══ Raw records ══
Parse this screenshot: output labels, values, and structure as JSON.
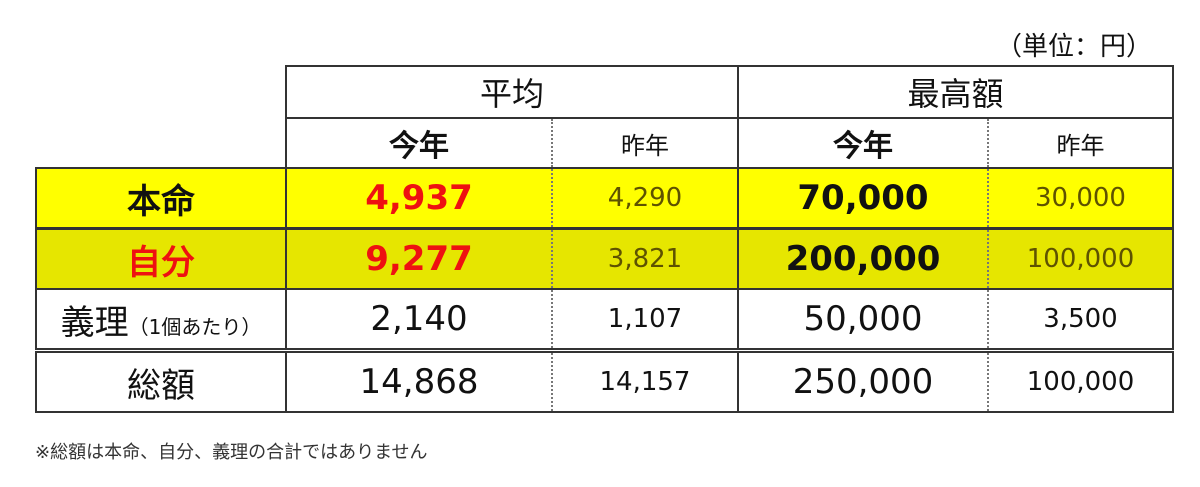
{
  "unit": "（単位：円）",
  "table": {
    "groups": [
      "平均",
      "最高額"
    ],
    "subheaders": [
      "今年",
      "昨年",
      "今年",
      "昨年"
    ],
    "rows": [
      {
        "label": "本命",
        "cells": [
          "4,937",
          "4,290",
          "70,000",
          "30,000"
        ]
      },
      {
        "label": "自分",
        "cells": [
          "9,277",
          "3,821",
          "200,000",
          "100,000"
        ]
      },
      {
        "label": "義理",
        "note": "（1個あたり）",
        "cells": [
          "2,140",
          "1,107",
          "50,000",
          "3,500"
        ]
      },
      {
        "label": "総額",
        "cells": [
          "14,868",
          "14,157",
          "250,000",
          "100,000"
        ]
      }
    ]
  },
  "footnote": "※総額は本命、自分、義理の合計ではありません"
}
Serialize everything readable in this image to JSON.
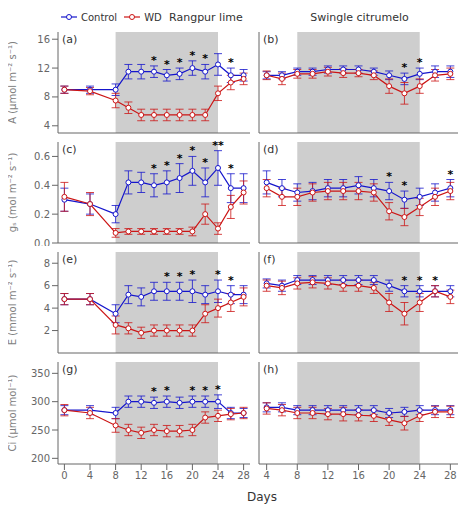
{
  "xlabel": "Days",
  "chart_data": [
    {
      "type": "line",
      "panel_label": "(a)",
      "title": "Rangpur lime",
      "ylabel": "A (μmol m⁻² s⁻¹)",
      "legend": "upper left",
      "tick_labels": "y",
      "x": [
        0,
        4,
        8,
        10,
        12,
        14,
        16,
        18,
        20,
        22,
        24,
        26,
        28
      ],
      "series": [
        {
          "name": "Control",
          "color": "#1515cc",
          "marker": "o",
          "values": [
            9.0,
            9.0,
            9.0,
            11.5,
            11.5,
            11.5,
            11.0,
            11.2,
            12.0,
            11.5,
            12.5,
            11.0,
            11.0
          ],
          "errors": [
            0.5,
            0.5,
            0.8,
            1.0,
            1.0,
            0.8,
            0.8,
            0.8,
            1.0,
            1.0,
            1.5,
            1.0,
            0.8
          ]
        },
        {
          "name": "WD",
          "color": "#cc1515",
          "marker": "o",
          "values": [
            9.0,
            8.8,
            7.5,
            6.5,
            5.5,
            5.5,
            5.5,
            5.5,
            5.5,
            5.5,
            8.5,
            10.0,
            10.5
          ],
          "errors": [
            0.5,
            0.5,
            1.0,
            0.8,
            0.8,
            0.8,
            0.8,
            0.8,
            0.8,
            0.8,
            1.0,
            1.0,
            0.8
          ]
        }
      ],
      "xlim": [
        -1,
        29
      ],
      "xticks": [
        0,
        4,
        8,
        12,
        16,
        20,
        24,
        28
      ],
      "ylim": [
        3,
        17
      ],
      "yticks": [
        4,
        8,
        12,
        16
      ],
      "shaded": {
        "x": [
          8,
          24
        ],
        "color": "#cecece"
      },
      "annotations": [
        {
          "x": 14,
          "text": "*"
        },
        {
          "x": 16,
          "text": "*"
        },
        {
          "x": 18,
          "text": "*"
        },
        {
          "x": 20,
          "text": "*"
        },
        {
          "x": 22,
          "text": "*"
        },
        {
          "x": 26,
          "text": "*"
        }
      ]
    },
    {
      "type": "line",
      "panel_label": "(b)",
      "title": "Swingle citrumelo",
      "tick_labels": false,
      "x": [
        4,
        6,
        8,
        10,
        12,
        14,
        16,
        18,
        20,
        22,
        24,
        26,
        28
      ],
      "series": [
        {
          "name": "Control",
          "color": "#1515cc",
          "marker": "o",
          "values": [
            11.0,
            11.0,
            11.5,
            11.5,
            11.8,
            11.8,
            11.8,
            11.5,
            11.0,
            10.5,
            11.2,
            11.5,
            11.5
          ],
          "errors": [
            0.5,
            0.5,
            0.5,
            0.5,
            0.5,
            0.5,
            0.5,
            0.5,
            0.6,
            0.8,
            0.8,
            0.8,
            0.8
          ]
        },
        {
          "name": "WD",
          "color": "#cc1515",
          "marker": "o",
          "values": [
            11.0,
            10.5,
            11.2,
            11.2,
            11.5,
            11.3,
            11.3,
            11.0,
            9.5,
            8.5,
            9.5,
            11.0,
            11.2
          ],
          "errors": [
            0.6,
            0.8,
            0.6,
            0.6,
            0.6,
            0.6,
            0.5,
            0.6,
            1.0,
            1.5,
            1.0,
            0.8,
            0.8
          ]
        }
      ],
      "xlim": [
        3,
        29
      ],
      "xticks": [
        4,
        8,
        12,
        16,
        20,
        24,
        28
      ],
      "ylim": [
        3,
        17
      ],
      "yticks": [
        4,
        8,
        12,
        16
      ],
      "shaded": {
        "x": [
          8,
          24
        ],
        "color": "#cecece"
      },
      "annotations": [
        {
          "x": 22,
          "text": "*"
        },
        {
          "x": 24,
          "text": "*"
        }
      ]
    },
    {
      "type": "line",
      "panel_label": "(c)",
      "ylabel": "gₛ (mol m⁻² s⁻¹)",
      "tick_labels": "y",
      "x": [
        0,
        4,
        8,
        10,
        12,
        14,
        16,
        18,
        20,
        22,
        24,
        26,
        28
      ],
      "series": [
        {
          "name": "Control",
          "color": "#1515cc",
          "marker": "o",
          "values": [
            0.3,
            0.27,
            0.2,
            0.42,
            0.42,
            0.4,
            0.42,
            0.45,
            0.5,
            0.42,
            0.52,
            0.38,
            0.38
          ],
          "errors": [
            0.08,
            0.07,
            0.06,
            0.08,
            0.07,
            0.08,
            0.08,
            0.1,
            0.1,
            0.1,
            0.12,
            0.1,
            0.1
          ]
        },
        {
          "name": "WD",
          "color": "#cc1515",
          "marker": "o",
          "values": [
            0.32,
            0.27,
            0.07,
            0.08,
            0.08,
            0.08,
            0.08,
            0.08,
            0.08,
            0.2,
            0.1,
            0.25,
            0.35
          ],
          "errors": [
            0.1,
            0.08,
            0.03,
            0.02,
            0.02,
            0.02,
            0.02,
            0.02,
            0.03,
            0.07,
            0.04,
            0.08,
            0.08
          ]
        }
      ],
      "xlim": [
        -1,
        29
      ],
      "xticks": [
        0,
        4,
        8,
        12,
        16,
        20,
        24,
        28
      ],
      "ylim": [
        0,
        0.7
      ],
      "yticks": [
        {
          "value": 0,
          "label": "0.0"
        },
        0.2,
        0.4,
        0.6
      ],
      "shaded": {
        "x": [
          8,
          24
        ],
        "color": "#cecece"
      },
      "annotations": [
        {
          "x": 14,
          "text": "*"
        },
        {
          "x": 16,
          "text": "*"
        },
        {
          "x": 18,
          "text": "*"
        },
        {
          "x": 20,
          "text": "*"
        },
        {
          "x": 22,
          "text": "*"
        },
        {
          "x": 24,
          "text": "**"
        },
        {
          "x": 26,
          "text": "*"
        }
      ]
    },
    {
      "type": "line",
      "panel_label": "(d)",
      "tick_labels": false,
      "x": [
        4,
        6,
        8,
        10,
        12,
        14,
        16,
        18,
        20,
        22,
        24,
        26,
        28
      ],
      "series": [
        {
          "name": "Control",
          "color": "#1515cc",
          "marker": "o",
          "values": [
            0.42,
            0.38,
            0.35,
            0.36,
            0.38,
            0.38,
            0.4,
            0.38,
            0.36,
            0.3,
            0.32,
            0.35,
            0.38
          ],
          "errors": [
            0.08,
            0.06,
            0.06,
            0.06,
            0.06,
            0.06,
            0.06,
            0.06,
            0.06,
            0.06,
            0.06,
            0.06,
            0.06
          ]
        },
        {
          "name": "WD",
          "color": "#cc1515",
          "marker": "o",
          "values": [
            0.38,
            0.32,
            0.32,
            0.35,
            0.36,
            0.36,
            0.36,
            0.35,
            0.22,
            0.18,
            0.25,
            0.32,
            0.36
          ],
          "errors": [
            0.06,
            0.06,
            0.06,
            0.06,
            0.06,
            0.06,
            0.06,
            0.06,
            0.06,
            0.06,
            0.06,
            0.06,
            0.06
          ]
        }
      ],
      "xlim": [
        3,
        29
      ],
      "xticks": [
        4,
        8,
        12,
        16,
        20,
        24,
        28
      ],
      "ylim": [
        0,
        0.7
      ],
      "yticks": [
        {
          "value": 0,
          "label": "0.0"
        },
        0.2,
        0.4,
        0.6
      ],
      "shaded": {
        "x": [
          8,
          24
        ],
        "color": "#cecece"
      },
      "annotations": [
        {
          "x": 20,
          "text": "*"
        },
        {
          "x": 22,
          "text": "*"
        },
        {
          "x": 28,
          "text": "*"
        }
      ]
    },
    {
      "type": "line",
      "panel_label": "(e)",
      "ylabel": "E (mmol m⁻² s⁻¹)",
      "tick_labels": "y",
      "x": [
        0,
        4,
        8,
        10,
        12,
        14,
        16,
        18,
        20,
        22,
        24,
        26,
        28
      ],
      "series": [
        {
          "name": "Control",
          "color": "#1515cc",
          "marker": "o",
          "values": [
            4.8,
            4.8,
            3.5,
            5.2,
            5.0,
            5.5,
            5.5,
            5.5,
            5.5,
            5.2,
            5.5,
            5.2,
            5.2
          ],
          "errors": [
            0.5,
            0.5,
            0.8,
            0.8,
            0.8,
            0.8,
            0.8,
            0.8,
            1.0,
            0.8,
            1.0,
            0.8,
            0.8
          ]
        },
        {
          "name": "WD",
          "color": "#cc1515",
          "marker": "o",
          "values": [
            4.8,
            4.8,
            2.5,
            2.2,
            1.8,
            2.0,
            2.0,
            2.0,
            2.0,
            3.5,
            4.0,
            4.5,
            5.0
          ],
          "errors": [
            0.5,
            0.5,
            0.8,
            0.5,
            0.5,
            0.5,
            0.5,
            0.5,
            0.5,
            0.8,
            0.8,
            0.8,
            0.8
          ]
        }
      ],
      "xlim": [
        -1,
        29
      ],
      "xticks": [
        0,
        4,
        8,
        12,
        16,
        20,
        24,
        28
      ],
      "ylim": [
        0,
        9
      ],
      "yticks": [
        2,
        4,
        6,
        8
      ],
      "shaded": {
        "x": [
          8,
          24
        ],
        "color": "#cecece"
      },
      "annotations": [
        {
          "x": 16,
          "text": "*"
        },
        {
          "x": 18,
          "text": "*"
        },
        {
          "x": 20,
          "text": "*"
        },
        {
          "x": 24,
          "text": "*"
        },
        {
          "x": 26,
          "text": "*"
        }
      ]
    },
    {
      "type": "line",
      "panel_label": "(f)",
      "tick_labels": false,
      "x": [
        4,
        6,
        8,
        10,
        12,
        14,
        16,
        18,
        20,
        22,
        24,
        26,
        28
      ],
      "series": [
        {
          "name": "Control",
          "color": "#1515cc",
          "marker": "o",
          "values": [
            6.2,
            6.0,
            6.5,
            6.5,
            6.5,
            6.5,
            6.5,
            6.5,
            6.0,
            5.5,
            5.5,
            5.5,
            5.5
          ],
          "errors": [
            0.4,
            0.5,
            0.4,
            0.4,
            0.4,
            0.4,
            0.4,
            0.4,
            0.5,
            0.5,
            0.5,
            0.5,
            0.5
          ]
        },
        {
          "name": "WD",
          "color": "#cc1515",
          "marker": "o",
          "values": [
            6.0,
            5.8,
            6.2,
            6.3,
            6.2,
            6.0,
            6.0,
            5.8,
            4.5,
            3.5,
            4.5,
            5.5,
            5.0
          ],
          "errors": [
            0.5,
            0.6,
            0.5,
            0.5,
            0.5,
            0.5,
            0.5,
            0.5,
            0.8,
            1.0,
            0.8,
            0.5,
            0.6
          ]
        }
      ],
      "xlim": [
        3,
        29
      ],
      "xticks": [
        4,
        8,
        12,
        16,
        20,
        24,
        28
      ],
      "ylim": [
        0,
        9
      ],
      "yticks": [
        2,
        4,
        6,
        8
      ],
      "shaded": {
        "x": [
          8,
          24
        ],
        "color": "#cecece"
      },
      "annotations": [
        {
          "x": 22,
          "text": "*"
        },
        {
          "x": 24,
          "text": "*"
        },
        {
          "x": 26,
          "text": "*"
        }
      ]
    },
    {
      "type": "line",
      "panel_label": "(g)",
      "ylabel": "Ci (μmol mol⁻¹)",
      "tick_labels": true,
      "x": [
        0,
        4,
        8,
        10,
        12,
        14,
        16,
        18,
        20,
        22,
        24,
        26,
        28
      ],
      "series": [
        {
          "name": "Control",
          "color": "#1515cc",
          "marker": "o",
          "values": [
            285,
            285,
            280,
            300,
            300,
            298,
            300,
            298,
            300,
            300,
            300,
            280,
            280
          ],
          "errors": [
            8,
            8,
            10,
            10,
            10,
            10,
            10,
            10,
            10,
            10,
            12,
            10,
            8
          ]
        },
        {
          "name": "WD",
          "color": "#cc1515",
          "marker": "o",
          "values": [
            285,
            280,
            258,
            250,
            245,
            250,
            248,
            248,
            250,
            272,
            275,
            278,
            280
          ],
          "errors": [
            10,
            10,
            12,
            10,
            10,
            10,
            10,
            10,
            10,
            10,
            10,
            10,
            10
          ]
        }
      ],
      "xlim": [
        -1,
        29
      ],
      "xticks": [
        0,
        4,
        8,
        12,
        16,
        20,
        24,
        28
      ],
      "ylim": [
        190,
        370
      ],
      "yticks": [
        200,
        250,
        300,
        350
      ],
      "shaded": {
        "x": [
          8,
          24
        ],
        "color": "#cecece"
      },
      "annotations": [
        {
          "x": 14,
          "text": "*"
        },
        {
          "x": 16,
          "text": "*"
        },
        {
          "x": 20,
          "text": "*"
        },
        {
          "x": 22,
          "text": "*"
        },
        {
          "x": 24,
          "text": "*"
        }
      ]
    },
    {
      "type": "line",
      "panel_label": "(h)",
      "tick_labels": "x",
      "x": [
        4,
        6,
        8,
        10,
        12,
        14,
        16,
        18,
        20,
        22,
        24,
        26,
        28
      ],
      "series": [
        {
          "name": "Control",
          "color": "#1515cc",
          "marker": "o",
          "values": [
            290,
            290,
            285,
            285,
            285,
            285,
            285,
            285,
            280,
            282,
            285,
            285,
            285
          ],
          "errors": [
            8,
            8,
            8,
            8,
            8,
            8,
            8,
            8,
            8,
            8,
            8,
            8,
            8
          ]
        },
        {
          "name": "WD",
          "color": "#cc1515",
          "marker": "o",
          "values": [
            288,
            285,
            280,
            280,
            278,
            278,
            276,
            275,
            268,
            262,
            275,
            282,
            282
          ],
          "errors": [
            10,
            10,
            10,
            10,
            10,
            12,
            10,
            10,
            10,
            12,
            10,
            10,
            10
          ]
        }
      ],
      "xlim": [
        3,
        29
      ],
      "xticks": [
        4,
        8,
        12,
        16,
        20,
        24,
        28
      ],
      "ylim": [
        190,
        370
      ],
      "yticks": [
        200,
        250,
        300,
        350
      ],
      "shaded": {
        "x": [
          8,
          24
        ],
        "color": "#cecece"
      },
      "annotations": []
    }
  ]
}
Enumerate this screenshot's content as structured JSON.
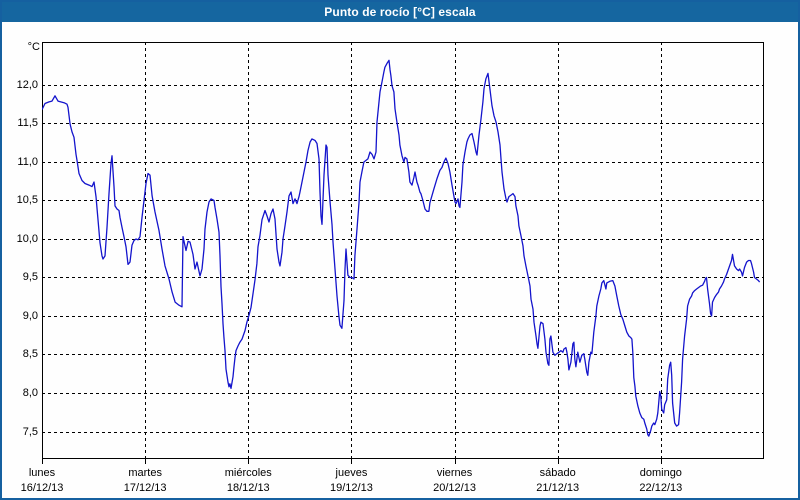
═══
§ **What is needed**: Search the data for "screenshot". Copy every matching line.

§ **Final result**:
Parse this screenshot: output labels, values, and structure as JSON.
Enumerate this screenshot's content as structured JSON.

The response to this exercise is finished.